_Source data_
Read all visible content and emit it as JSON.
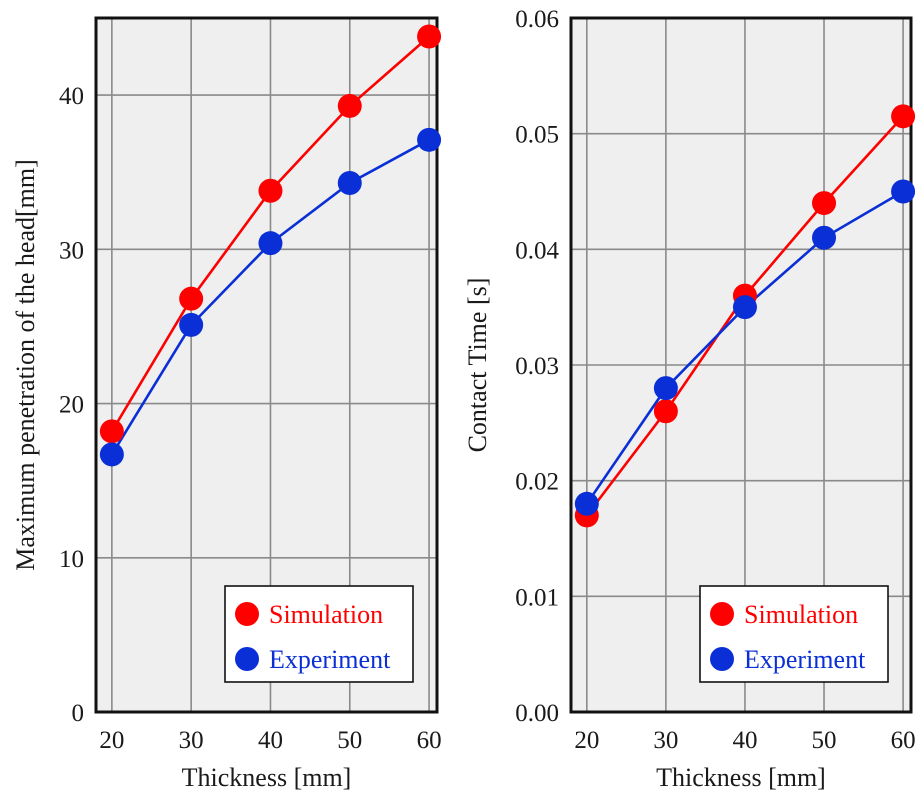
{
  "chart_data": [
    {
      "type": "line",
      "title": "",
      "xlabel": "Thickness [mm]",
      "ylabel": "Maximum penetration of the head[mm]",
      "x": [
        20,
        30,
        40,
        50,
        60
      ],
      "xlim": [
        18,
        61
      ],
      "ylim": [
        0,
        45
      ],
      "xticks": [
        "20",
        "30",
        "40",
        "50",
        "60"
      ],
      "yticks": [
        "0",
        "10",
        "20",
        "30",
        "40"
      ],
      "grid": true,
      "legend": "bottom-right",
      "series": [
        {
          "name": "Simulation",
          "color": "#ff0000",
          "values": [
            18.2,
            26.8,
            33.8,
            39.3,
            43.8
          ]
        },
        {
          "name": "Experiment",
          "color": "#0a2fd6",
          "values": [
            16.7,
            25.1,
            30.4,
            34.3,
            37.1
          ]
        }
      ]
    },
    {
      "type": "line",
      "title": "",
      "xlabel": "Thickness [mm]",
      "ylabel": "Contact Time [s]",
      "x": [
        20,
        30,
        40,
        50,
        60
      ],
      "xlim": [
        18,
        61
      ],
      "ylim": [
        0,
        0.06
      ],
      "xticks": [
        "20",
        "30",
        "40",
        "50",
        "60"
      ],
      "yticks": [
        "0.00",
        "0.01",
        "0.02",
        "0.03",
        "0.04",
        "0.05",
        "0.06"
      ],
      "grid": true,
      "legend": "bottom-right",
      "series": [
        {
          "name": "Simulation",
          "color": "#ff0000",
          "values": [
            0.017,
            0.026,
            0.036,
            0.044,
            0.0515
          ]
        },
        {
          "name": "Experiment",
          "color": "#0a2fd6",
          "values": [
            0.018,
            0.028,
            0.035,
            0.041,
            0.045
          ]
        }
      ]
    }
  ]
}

_Problem to solve_
Extract the entries in full, exactly as they are, minus the pictures.

_The reply_
Read all visible content and emit it as JSON.
{
  "chart_data": [
    {
      "type": "line",
      "title": "",
      "xlabel": "Thickness [mm]",
      "ylabel": "Maximum penetration of the head[mm]",
      "x": [
        20,
        30,
        40,
        50,
        60
      ],
      "xlim": [
        18,
        61
      ],
      "ylim": [
        0,
        45
      ],
      "xticks": [
        "20",
        "30",
        "40",
        "50",
        "60"
      ],
      "yticks": [
        "0",
        "10",
        "20",
        "30",
        "40"
      ],
      "grid": true,
      "legend": "bottom-right",
      "series": [
        {
          "name": "Simulation",
          "color": "#ff0000",
          "values": [
            18.2,
            26.8,
            33.8,
            39.3,
            43.8
          ]
        },
        {
          "name": "Experiment",
          "color": "#0a2fd6",
          "values": [
            16.7,
            25.1,
            30.4,
            34.3,
            37.1
          ]
        }
      ]
    },
    {
      "type": "line",
      "title": "",
      "xlabel": "Thickness [mm]",
      "ylabel": "Contact Time [s]",
      "x": [
        20,
        30,
        40,
        50,
        60
      ],
      "xlim": [
        18,
        61
      ],
      "ylim": [
        0,
        0.06
      ],
      "xticks": [
        "20",
        "30",
        "40",
        "50",
        "60"
      ],
      "yticks": [
        "0.00",
        "0.01",
        "0.02",
        "0.03",
        "0.04",
        "0.05",
        "0.06"
      ],
      "grid": true,
      "legend": "bottom-right",
      "series": [
        {
          "name": "Simulation",
          "color": "#ff0000",
          "values": [
            0.017,
            0.026,
            0.036,
            0.044,
            0.0515
          ]
        },
        {
          "name": "Experiment",
          "color": "#0a2fd6",
          "values": [
            0.018,
            0.028,
            0.035,
            0.041,
            0.045
          ]
        }
      ]
    }
  ]
}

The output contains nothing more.